### Text shown
2.3.2. Reimbursement. If Lender honors any request for payment under a Letter of Credit, US Borrowers shall pay to Lender, on the same day (“Reimbursement Date”), the amount paid under such Letter of Credit, together with interest at the interest rate for Revolver Loans from the Reimbursement Date until payment by US Borrowers. The obligation of US Borrowers to reimburse Lender for any payment made under a Letter of Credit shall be absolute, unconditional, irrevocable, and shall be paid without regard to any lack of validity or enforceability of any Letter of Credit or the existence of any claim, setoff, defense or other right that BorrowerUS Borrowers may have at any time against the beneficiary. Whether or not US Borrowers submit a Notice of Borrowing, US Borrowers shall be deemed to have requested a Borrowing of Revolver Loans in an amount necessary to pay all amounts due on any Reimbursement Date.
######
Required task =>
Under the reimbursement clause, what interest rate applies to the amount Lender paid under a Letter of Credit until US Borrowers repay it? Rely only on the reimbursement clause for what follows.
### Material
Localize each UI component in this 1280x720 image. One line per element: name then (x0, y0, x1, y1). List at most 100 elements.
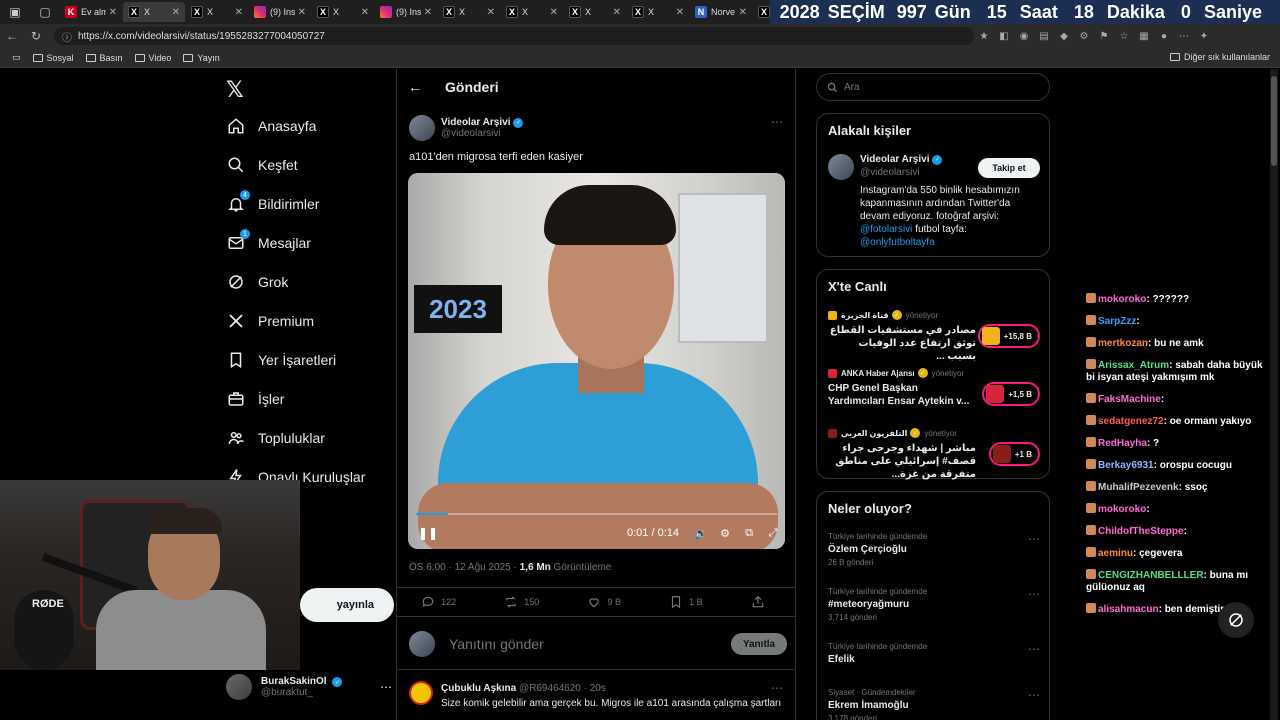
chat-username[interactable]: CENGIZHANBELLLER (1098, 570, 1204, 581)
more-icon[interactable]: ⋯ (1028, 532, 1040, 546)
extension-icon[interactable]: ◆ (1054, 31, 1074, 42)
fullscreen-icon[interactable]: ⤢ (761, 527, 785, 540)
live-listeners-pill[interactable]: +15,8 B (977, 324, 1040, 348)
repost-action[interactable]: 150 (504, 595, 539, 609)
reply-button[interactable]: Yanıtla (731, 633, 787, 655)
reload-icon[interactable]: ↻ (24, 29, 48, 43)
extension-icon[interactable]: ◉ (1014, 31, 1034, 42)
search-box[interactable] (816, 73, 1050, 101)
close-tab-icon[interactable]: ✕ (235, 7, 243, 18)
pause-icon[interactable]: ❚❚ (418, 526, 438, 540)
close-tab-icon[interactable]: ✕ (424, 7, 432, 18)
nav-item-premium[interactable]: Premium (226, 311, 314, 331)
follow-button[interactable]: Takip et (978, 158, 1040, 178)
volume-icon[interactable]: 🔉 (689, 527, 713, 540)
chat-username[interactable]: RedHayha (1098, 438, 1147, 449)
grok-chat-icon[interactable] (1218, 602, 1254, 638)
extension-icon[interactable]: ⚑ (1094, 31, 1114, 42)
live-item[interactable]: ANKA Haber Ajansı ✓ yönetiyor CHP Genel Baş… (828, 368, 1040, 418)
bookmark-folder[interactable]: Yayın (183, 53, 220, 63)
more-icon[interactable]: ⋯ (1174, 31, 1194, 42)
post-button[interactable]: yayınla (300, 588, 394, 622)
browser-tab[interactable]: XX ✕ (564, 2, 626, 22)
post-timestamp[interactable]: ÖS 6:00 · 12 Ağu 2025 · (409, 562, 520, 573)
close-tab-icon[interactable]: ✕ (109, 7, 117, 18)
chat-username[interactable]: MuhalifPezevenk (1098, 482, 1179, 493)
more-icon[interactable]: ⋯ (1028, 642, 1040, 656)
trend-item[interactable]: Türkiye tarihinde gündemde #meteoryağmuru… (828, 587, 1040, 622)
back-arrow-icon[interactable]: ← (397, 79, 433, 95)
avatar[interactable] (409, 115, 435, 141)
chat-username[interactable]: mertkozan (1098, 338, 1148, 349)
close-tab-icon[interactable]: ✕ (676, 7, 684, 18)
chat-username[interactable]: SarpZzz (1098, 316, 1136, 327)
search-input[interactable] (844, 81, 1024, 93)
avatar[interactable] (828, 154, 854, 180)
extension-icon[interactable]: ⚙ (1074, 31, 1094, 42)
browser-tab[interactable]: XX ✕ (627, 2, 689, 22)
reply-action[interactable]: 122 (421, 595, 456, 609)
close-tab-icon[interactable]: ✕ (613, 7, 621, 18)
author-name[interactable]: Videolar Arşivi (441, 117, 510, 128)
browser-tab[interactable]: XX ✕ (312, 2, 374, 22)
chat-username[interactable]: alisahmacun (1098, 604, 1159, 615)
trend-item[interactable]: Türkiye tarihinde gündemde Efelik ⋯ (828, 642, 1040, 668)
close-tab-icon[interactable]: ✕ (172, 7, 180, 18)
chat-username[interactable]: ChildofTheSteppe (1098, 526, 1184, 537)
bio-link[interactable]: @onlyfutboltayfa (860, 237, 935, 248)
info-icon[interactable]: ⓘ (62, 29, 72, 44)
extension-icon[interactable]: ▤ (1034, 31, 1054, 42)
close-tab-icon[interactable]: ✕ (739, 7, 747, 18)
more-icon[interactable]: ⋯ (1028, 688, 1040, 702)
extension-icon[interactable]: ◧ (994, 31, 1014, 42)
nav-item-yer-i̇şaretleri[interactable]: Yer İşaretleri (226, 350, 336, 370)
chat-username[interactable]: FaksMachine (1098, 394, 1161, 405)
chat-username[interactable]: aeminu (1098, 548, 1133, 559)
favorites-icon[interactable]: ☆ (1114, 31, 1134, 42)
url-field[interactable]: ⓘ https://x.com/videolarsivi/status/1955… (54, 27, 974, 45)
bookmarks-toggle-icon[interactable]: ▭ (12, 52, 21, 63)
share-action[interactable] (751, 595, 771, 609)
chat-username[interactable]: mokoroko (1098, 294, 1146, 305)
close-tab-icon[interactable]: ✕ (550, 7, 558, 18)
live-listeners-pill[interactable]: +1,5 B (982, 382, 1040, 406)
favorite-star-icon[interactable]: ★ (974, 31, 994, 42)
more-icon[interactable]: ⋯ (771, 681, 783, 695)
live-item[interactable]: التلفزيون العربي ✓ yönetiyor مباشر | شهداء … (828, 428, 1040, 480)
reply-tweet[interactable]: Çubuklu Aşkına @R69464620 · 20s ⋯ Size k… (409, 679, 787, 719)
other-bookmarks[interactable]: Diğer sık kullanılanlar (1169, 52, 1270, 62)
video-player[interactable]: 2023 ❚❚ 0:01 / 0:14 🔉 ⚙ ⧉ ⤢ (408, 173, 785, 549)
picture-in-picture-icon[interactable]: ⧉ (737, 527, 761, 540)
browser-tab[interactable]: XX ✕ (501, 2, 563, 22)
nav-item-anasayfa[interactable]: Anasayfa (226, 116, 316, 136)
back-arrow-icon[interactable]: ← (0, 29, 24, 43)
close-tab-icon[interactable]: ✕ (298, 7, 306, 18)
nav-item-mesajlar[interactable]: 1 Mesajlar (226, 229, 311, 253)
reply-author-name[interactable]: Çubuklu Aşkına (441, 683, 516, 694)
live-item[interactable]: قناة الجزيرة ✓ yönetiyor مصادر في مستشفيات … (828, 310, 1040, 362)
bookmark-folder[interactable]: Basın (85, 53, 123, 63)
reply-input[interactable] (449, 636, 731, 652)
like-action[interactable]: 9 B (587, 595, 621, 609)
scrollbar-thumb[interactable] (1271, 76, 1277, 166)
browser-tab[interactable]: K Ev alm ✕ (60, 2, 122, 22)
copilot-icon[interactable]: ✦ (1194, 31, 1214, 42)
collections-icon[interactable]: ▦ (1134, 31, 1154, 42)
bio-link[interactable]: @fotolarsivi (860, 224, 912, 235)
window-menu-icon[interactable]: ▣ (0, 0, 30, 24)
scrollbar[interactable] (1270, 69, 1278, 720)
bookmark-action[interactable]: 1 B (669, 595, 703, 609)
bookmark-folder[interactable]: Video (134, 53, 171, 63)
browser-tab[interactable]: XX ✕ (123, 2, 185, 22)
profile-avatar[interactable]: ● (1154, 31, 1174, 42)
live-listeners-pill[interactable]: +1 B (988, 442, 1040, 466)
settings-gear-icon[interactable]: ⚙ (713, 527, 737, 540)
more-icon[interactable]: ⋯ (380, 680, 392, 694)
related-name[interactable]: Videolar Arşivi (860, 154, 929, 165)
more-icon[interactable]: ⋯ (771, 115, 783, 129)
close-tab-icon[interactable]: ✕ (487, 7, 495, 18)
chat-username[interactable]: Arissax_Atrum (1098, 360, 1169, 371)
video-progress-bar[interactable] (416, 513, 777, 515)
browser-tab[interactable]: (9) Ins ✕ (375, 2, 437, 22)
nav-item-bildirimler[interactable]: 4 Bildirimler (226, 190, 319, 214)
######
### Material
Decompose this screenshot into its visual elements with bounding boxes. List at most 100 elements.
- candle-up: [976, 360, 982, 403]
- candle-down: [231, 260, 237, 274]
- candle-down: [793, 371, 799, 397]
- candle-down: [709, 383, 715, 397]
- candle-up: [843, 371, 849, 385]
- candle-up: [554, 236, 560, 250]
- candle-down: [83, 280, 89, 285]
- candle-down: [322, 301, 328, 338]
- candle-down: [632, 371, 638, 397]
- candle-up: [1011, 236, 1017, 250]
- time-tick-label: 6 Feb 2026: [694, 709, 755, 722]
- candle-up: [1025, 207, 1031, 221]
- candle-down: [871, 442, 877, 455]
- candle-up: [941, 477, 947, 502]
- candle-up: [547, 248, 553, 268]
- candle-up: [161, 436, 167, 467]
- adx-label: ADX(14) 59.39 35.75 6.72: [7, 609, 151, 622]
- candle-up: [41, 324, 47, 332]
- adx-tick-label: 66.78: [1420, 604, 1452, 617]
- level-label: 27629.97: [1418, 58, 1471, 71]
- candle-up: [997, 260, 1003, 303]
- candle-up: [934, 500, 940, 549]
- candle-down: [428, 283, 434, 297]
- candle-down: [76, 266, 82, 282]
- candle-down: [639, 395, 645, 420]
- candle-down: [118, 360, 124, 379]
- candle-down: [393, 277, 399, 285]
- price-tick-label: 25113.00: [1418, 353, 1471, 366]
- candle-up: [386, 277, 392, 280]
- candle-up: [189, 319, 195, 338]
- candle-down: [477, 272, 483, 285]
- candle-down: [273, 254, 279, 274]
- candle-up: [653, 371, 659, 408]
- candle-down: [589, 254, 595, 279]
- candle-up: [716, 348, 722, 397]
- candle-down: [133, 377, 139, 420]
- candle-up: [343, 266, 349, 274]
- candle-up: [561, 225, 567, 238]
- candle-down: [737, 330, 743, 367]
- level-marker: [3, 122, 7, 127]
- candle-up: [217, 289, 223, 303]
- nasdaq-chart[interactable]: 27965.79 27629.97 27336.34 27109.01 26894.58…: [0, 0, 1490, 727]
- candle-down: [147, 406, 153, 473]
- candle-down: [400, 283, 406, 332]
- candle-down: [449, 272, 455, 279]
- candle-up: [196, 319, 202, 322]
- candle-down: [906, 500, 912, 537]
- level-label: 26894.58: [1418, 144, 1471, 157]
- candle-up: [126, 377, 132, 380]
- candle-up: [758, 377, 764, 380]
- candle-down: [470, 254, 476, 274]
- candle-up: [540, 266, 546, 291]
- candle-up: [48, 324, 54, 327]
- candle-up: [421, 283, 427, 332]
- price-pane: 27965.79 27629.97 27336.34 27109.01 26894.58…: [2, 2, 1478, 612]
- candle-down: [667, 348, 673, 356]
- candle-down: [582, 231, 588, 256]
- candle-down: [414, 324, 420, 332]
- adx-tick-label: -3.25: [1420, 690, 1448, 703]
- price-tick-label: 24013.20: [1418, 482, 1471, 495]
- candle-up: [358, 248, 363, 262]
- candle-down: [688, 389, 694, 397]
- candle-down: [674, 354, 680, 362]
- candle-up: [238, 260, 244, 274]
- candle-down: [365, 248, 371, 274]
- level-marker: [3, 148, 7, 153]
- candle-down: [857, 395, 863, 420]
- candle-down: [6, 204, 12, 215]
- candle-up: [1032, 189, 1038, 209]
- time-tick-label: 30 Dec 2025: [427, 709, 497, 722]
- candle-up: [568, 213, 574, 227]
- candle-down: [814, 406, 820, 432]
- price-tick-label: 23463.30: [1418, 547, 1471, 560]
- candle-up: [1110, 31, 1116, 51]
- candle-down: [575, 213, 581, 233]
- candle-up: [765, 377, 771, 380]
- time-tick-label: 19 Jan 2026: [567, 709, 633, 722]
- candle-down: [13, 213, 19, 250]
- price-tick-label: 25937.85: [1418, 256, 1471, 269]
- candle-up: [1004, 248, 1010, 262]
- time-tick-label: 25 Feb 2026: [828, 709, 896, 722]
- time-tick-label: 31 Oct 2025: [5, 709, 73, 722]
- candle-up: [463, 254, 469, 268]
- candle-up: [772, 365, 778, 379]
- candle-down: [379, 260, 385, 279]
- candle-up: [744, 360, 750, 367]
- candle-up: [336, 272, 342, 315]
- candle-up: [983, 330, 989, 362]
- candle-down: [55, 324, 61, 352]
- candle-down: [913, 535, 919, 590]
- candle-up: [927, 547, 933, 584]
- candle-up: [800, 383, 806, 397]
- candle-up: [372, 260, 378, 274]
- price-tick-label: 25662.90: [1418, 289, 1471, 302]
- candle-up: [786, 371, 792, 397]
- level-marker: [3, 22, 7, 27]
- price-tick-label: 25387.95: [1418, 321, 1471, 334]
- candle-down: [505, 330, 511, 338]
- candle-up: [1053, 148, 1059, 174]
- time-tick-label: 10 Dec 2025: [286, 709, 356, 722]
######
Solution for this exercise =>
The interest rate for Revolver Loans.